# START OF PROVIDED RECORDS

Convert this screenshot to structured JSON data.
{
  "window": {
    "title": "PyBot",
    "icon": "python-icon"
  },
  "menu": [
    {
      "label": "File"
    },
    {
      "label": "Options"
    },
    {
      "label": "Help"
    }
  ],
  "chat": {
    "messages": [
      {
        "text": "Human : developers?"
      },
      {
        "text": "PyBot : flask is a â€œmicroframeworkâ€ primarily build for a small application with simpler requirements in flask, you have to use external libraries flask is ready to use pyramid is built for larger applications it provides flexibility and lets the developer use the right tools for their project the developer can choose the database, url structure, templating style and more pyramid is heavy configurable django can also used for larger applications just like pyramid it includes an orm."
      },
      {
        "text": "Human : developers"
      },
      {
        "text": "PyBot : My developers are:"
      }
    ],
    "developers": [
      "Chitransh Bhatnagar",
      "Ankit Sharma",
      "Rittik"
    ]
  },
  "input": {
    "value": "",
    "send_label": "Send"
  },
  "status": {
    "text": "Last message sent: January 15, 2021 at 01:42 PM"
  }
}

# END OF PROVIDED RECORDS

→ WRITTEN REQUEST: Copy every record above exactly as it appears.

→ SOLUTION:
Convert this screenshot to structured JSON data.
{
  "window": {
    "title": "PyBot",
    "icon": "python-icon"
  },
  "menu": [
    {
      "label": "File"
    },
    {
      "label": "Options"
    },
    {
      "label": "Help"
    }
  ],
  "chat": {
    "messages": [
      {
        "text": "Human : developers?"
      },
      {
        "text": "PyBot : flask is a â€œmicroframeworkâ€ primarily build for a small application with simpler requirements in flask, you have to use external libraries flask is ready to use pyramid is built for larger applications it provides flexibility and lets the developer use the right tools for their project the developer can choose the database, url structure, templating style and more pyramid is heavy configurable django can also used for larger applications just like pyramid it includes an orm."
      },
      {
        "text": "Human : developers"
      },
      {
        "text": "PyBot : My developers are:"
      }
    ],
    "developers": [
      "Chitransh Bhatnagar",
      "Ankit Sharma",
      "Rittik"
    ]
  },
  "input": {
    "value": "",
    "send_label": "Send"
  },
  "status": {
    "text": "Last message sent: January 15, 2021 at 01:42 PM"
  }
}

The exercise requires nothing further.